> [Exercise requirements]: Rewrite the records below, changing "Localize" to "Locate" and keeping every other word and number the same. Omit the pictures from your version.

Element-and-box listings:
--*--

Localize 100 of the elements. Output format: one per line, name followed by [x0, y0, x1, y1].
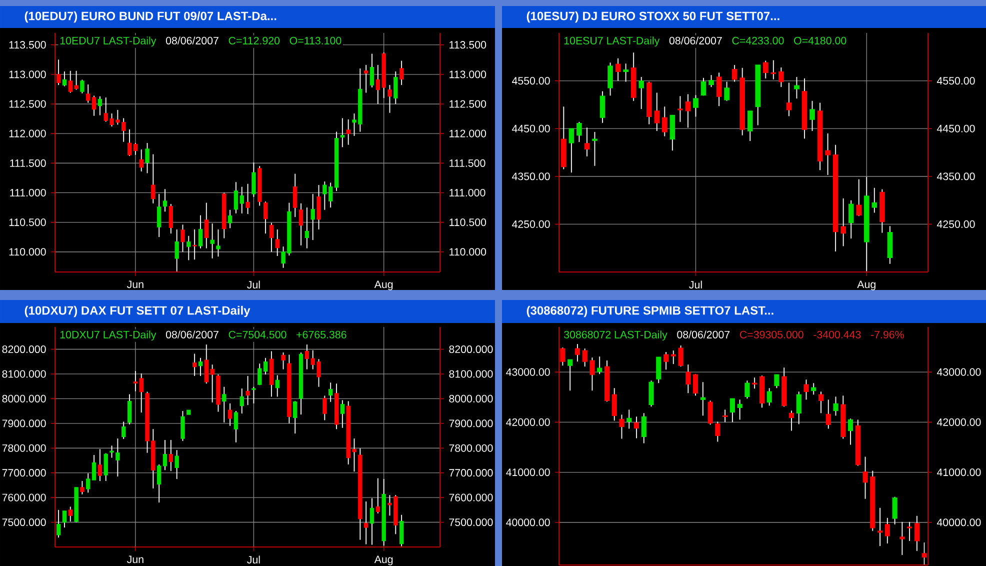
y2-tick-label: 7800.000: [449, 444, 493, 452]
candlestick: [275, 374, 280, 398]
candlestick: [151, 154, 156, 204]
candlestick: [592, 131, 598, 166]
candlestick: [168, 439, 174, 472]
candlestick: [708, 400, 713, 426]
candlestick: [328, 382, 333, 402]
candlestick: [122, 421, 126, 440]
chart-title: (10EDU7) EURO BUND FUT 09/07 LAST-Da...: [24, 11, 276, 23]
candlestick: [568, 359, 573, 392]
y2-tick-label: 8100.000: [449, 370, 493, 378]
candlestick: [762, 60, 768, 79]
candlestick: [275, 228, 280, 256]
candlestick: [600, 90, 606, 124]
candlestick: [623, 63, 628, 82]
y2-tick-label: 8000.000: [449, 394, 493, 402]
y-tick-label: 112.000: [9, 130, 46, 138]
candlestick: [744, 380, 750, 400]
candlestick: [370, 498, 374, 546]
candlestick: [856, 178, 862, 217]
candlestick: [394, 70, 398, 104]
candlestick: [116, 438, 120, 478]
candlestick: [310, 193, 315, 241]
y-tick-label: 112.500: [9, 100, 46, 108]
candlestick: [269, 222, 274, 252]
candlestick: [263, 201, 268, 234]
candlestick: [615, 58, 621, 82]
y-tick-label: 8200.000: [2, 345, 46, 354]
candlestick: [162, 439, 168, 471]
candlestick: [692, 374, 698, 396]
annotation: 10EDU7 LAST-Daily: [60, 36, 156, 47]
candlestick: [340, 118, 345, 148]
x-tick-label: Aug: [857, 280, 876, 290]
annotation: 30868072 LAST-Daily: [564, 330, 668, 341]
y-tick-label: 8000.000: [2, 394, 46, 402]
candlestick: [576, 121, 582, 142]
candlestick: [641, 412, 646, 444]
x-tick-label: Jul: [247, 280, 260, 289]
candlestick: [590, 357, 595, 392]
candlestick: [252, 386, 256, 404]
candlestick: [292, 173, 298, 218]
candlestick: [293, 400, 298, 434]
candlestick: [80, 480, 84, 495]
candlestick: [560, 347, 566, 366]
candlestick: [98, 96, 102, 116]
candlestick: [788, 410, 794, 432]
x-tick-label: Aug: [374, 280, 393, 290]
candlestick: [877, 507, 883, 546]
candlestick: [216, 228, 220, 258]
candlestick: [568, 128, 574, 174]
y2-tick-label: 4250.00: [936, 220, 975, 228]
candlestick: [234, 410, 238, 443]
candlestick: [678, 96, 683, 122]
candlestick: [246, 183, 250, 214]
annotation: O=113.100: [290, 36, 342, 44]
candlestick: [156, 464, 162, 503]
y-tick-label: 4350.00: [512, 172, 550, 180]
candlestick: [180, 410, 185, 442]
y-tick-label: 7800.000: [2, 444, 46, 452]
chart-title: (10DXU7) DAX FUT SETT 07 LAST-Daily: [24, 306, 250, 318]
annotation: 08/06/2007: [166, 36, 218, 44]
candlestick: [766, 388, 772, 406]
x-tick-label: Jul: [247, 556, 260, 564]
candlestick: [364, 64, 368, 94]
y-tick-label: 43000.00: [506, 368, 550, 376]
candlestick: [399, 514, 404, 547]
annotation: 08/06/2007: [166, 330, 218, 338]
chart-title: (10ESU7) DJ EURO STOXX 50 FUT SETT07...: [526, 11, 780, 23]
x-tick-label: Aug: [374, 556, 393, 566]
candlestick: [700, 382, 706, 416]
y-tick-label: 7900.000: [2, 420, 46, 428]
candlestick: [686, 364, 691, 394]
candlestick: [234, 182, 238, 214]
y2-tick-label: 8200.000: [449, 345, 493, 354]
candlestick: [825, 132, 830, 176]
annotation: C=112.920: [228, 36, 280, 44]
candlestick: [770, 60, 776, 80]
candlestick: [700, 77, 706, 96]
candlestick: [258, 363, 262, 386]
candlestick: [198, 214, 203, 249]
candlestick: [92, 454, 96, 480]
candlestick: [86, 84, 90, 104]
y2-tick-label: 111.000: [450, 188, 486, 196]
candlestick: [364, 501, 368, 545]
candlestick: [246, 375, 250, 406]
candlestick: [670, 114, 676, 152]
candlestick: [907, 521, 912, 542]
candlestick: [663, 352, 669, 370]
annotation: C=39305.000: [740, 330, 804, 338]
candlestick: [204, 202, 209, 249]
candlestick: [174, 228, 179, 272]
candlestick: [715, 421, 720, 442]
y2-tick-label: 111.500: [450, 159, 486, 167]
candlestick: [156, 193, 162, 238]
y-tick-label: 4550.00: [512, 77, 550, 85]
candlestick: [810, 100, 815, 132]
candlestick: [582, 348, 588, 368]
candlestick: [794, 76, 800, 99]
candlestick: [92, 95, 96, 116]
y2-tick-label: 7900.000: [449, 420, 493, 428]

--*--

> [Solution]:
Locate 100 of the elements. Output format: one per line, name followed by [x0, y0, x1, y1].
y2-tick-label: 7800.000: [449, 444, 493, 452]
candlestick: [275, 374, 280, 398]
candlestick: [151, 154, 156, 204]
candlestick: [592, 131, 598, 166]
candlestick: [168, 439, 174, 472]
candlestick: [708, 400, 713, 426]
candlestick: [328, 382, 333, 402]
candlestick: [122, 421, 126, 440]
chart-title: (10EDU7) EURO BUND FUT 09/07 LAST-Da...: [24, 11, 276, 23]
candlestick: [568, 359, 573, 392]
y2-tick-label: 8100.000: [449, 370, 493, 378]
candlestick: [762, 60, 768, 79]
candlestick: [275, 228, 280, 256]
candlestick: [600, 90, 606, 124]
candlestick: [623, 63, 628, 82]
y2-tick-label: 8000.000: [449, 394, 493, 402]
y-tick-label: 112.000: [9, 130, 46, 138]
candlestick: [744, 380, 750, 400]
candlestick: [370, 498, 374, 546]
candlestick: [856, 178, 862, 217]
candlestick: [394, 70, 398, 104]
candlestick: [116, 438, 120, 478]
candlestick: [310, 193, 315, 241]
y-tick-label: 112.500: [9, 100, 46, 108]
candlestick: [269, 222, 274, 252]
candlestick: [263, 201, 268, 234]
candlestick: [615, 58, 621, 82]
y-tick-label: 8200.000: [2, 345, 46, 354]
candlestick: [162, 439, 168, 471]
candlestick: [692, 374, 698, 396]
annotation: 10EDU7 LAST-Daily: [60, 36, 156, 47]
candlestick: [340, 118, 345, 148]
x-tick-label: Aug: [857, 280, 876, 290]
annotation: 30868072 LAST-Daily: [564, 330, 668, 341]
y-tick-label: 8000.000: [2, 394, 46, 402]
candlestick: [576, 121, 582, 142]
candlestick: [641, 412, 646, 444]
x-tick-label: Jul: [247, 280, 260, 289]
candlestick: [590, 357, 595, 392]
candlestick: [252, 386, 256, 404]
candlestick: [292, 173, 298, 218]
candlestick: [293, 400, 298, 434]
candlestick: [80, 480, 84, 495]
candlestick: [560, 347, 566, 366]
candlestick: [98, 96, 102, 116]
candlestick: [788, 410, 794, 432]
x-tick-label: Aug: [374, 280, 393, 290]
candlestick: [877, 507, 883, 546]
candlestick: [216, 228, 220, 258]
candlestick: [568, 128, 574, 174]
y2-tick-label: 4250.00: [936, 220, 975, 228]
candlestick: [234, 410, 238, 443]
candlestick: [678, 96, 683, 122]
candlestick: [246, 183, 250, 214]
annotation: O=113.100: [290, 36, 342, 44]
candlestick: [156, 464, 162, 503]
y-tick-label: 4350.00: [512, 172, 550, 180]
candlestick: [180, 410, 185, 442]
y-tick-label: 7800.000: [2, 444, 46, 452]
chart-title: (10DXU7) DAX FUT SETT 07 LAST-Daily: [24, 306, 250, 318]
annotation: 08/06/2007: [166, 36, 218, 44]
candlestick: [766, 388, 772, 406]
x-tick-label: Jul: [247, 556, 260, 564]
candlestick: [364, 64, 368, 94]
y-tick-label: 43000.00: [506, 368, 550, 376]
candlestick: [399, 514, 404, 547]
annotation: 08/06/2007: [166, 330, 218, 338]
chart-title: (10ESU7) DJ EURO STOXX 50 FUT SETT07...: [526, 11, 780, 23]
x-tick-label: Aug: [374, 556, 393, 566]
candlestick: [700, 382, 706, 416]
y-tick-label: 7900.000: [2, 420, 46, 428]
candlestick: [686, 364, 691, 394]
candlestick: [234, 182, 238, 214]
y2-tick-label: 8200.000: [449, 345, 493, 354]
candlestick: [825, 132, 830, 176]
annotation: C=112.920: [228, 36, 280, 44]
candlestick: [770, 60, 776, 80]
candlestick: [700, 77, 706, 96]
candlestick: [258, 363, 262, 386]
candlestick: [198, 214, 203, 249]
candlestick: [92, 454, 96, 480]
candlestick: [86, 84, 90, 104]
y2-tick-label: 111.000: [450, 188, 486, 196]
candlestick: [364, 501, 368, 545]
candlestick: [246, 375, 250, 406]
candlestick: [670, 114, 676, 152]
candlestick: [907, 521, 912, 542]
candlestick: [663, 352, 669, 370]
annotation: C=39305.000: [740, 330, 804, 338]
candlestick: [204, 202, 209, 249]
candlestick: [174, 228, 179, 272]
candlestick: [715, 421, 720, 442]
y2-tick-label: 111.500: [450, 159, 486, 167]
candlestick: [156, 193, 162, 238]
y-tick-label: 4550.00: [512, 77, 550, 85]
candlestick: [810, 100, 815, 132]
candlestick: [582, 348, 588, 368]
candlestick: [794, 76, 800, 99]
candlestick: [92, 95, 96, 116]
y2-tick-label: 7900.000: [449, 420, 493, 428]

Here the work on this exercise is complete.